TASK PROMPT –
Carry none of the pictures over; set down the material below exactly.

[Data entries]
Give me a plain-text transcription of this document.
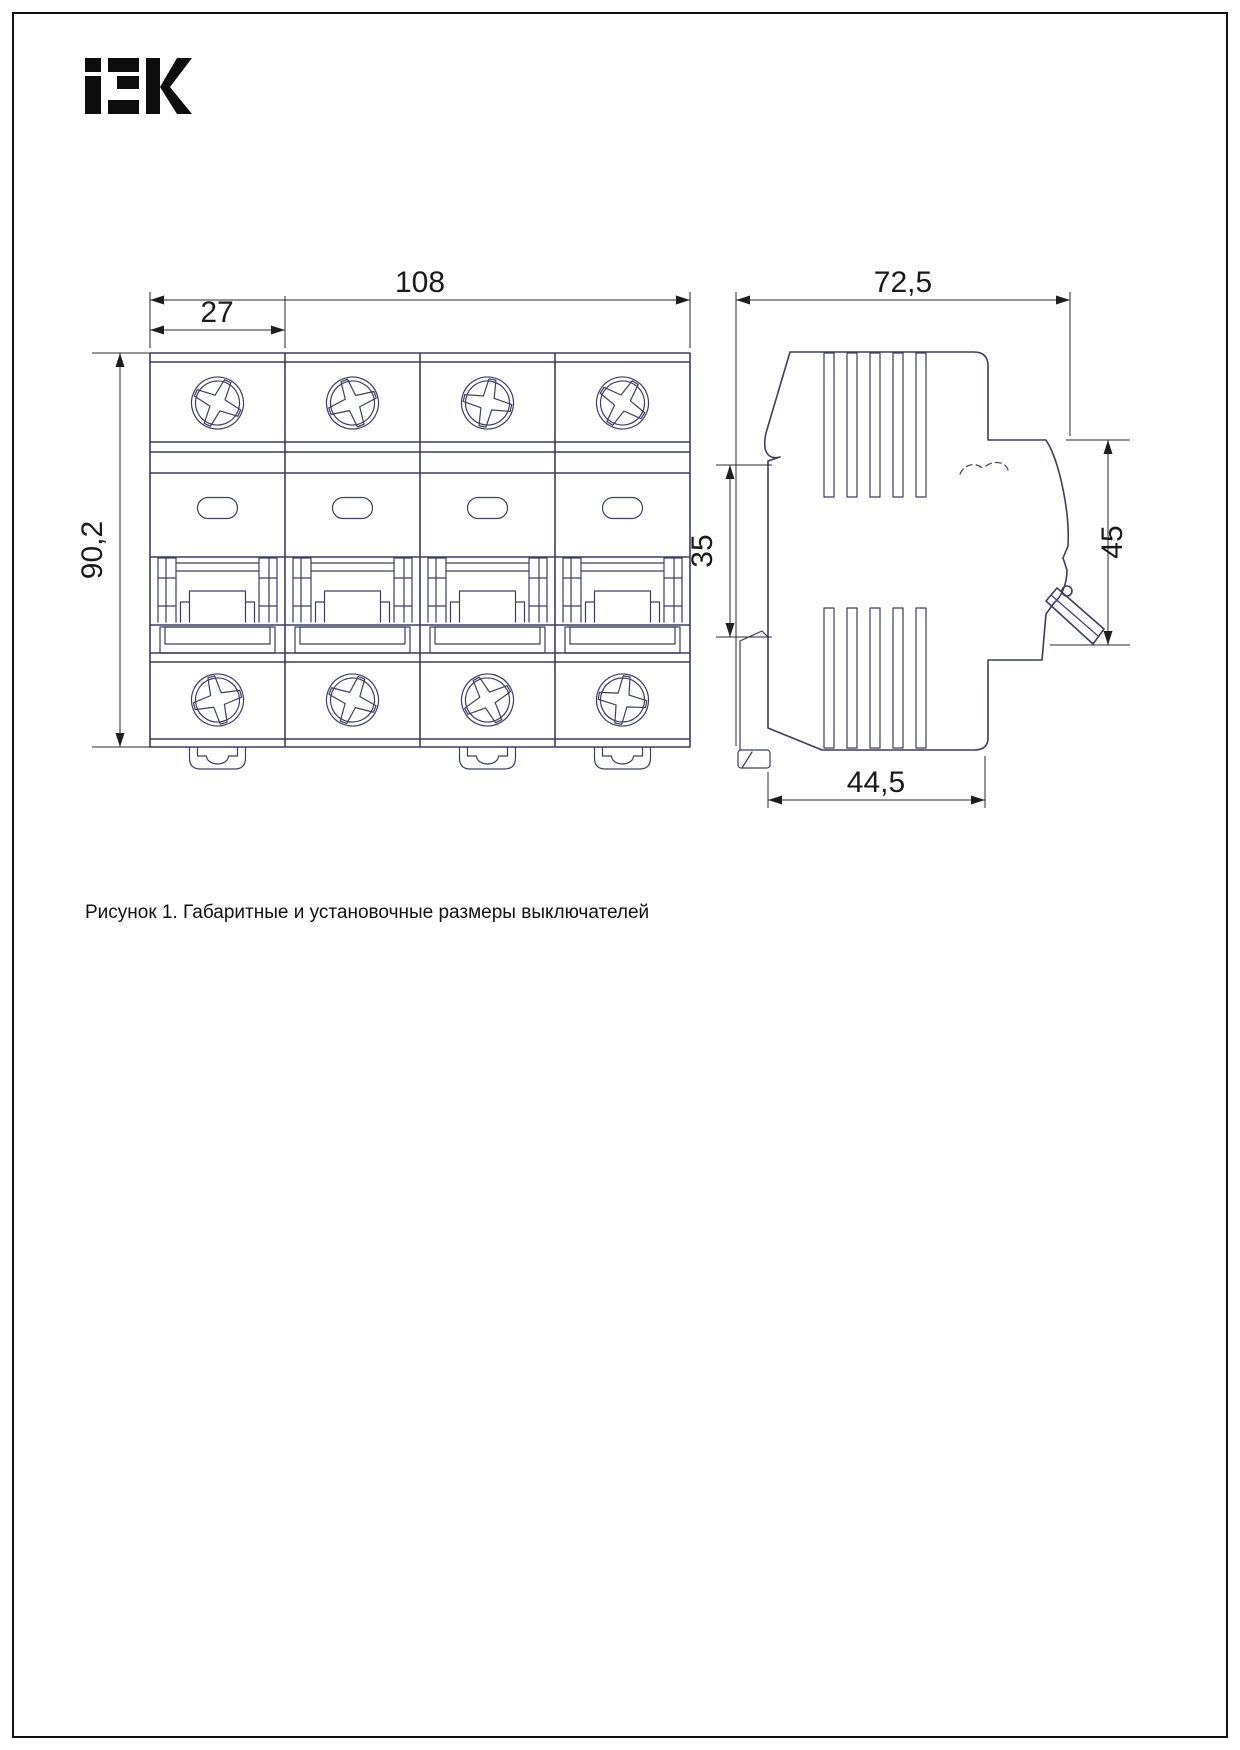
108
27
90,2
72,5
35	45
44,5
Рисунок 1. Габаритные и установочные размеры выключателей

RESULT OF THIS TASK –
Give me a plain-text transcription of this document.
108
27
90,2
72,5
35	45
44,5
Рисунок 1. Габаритные и установочные размеры выключателей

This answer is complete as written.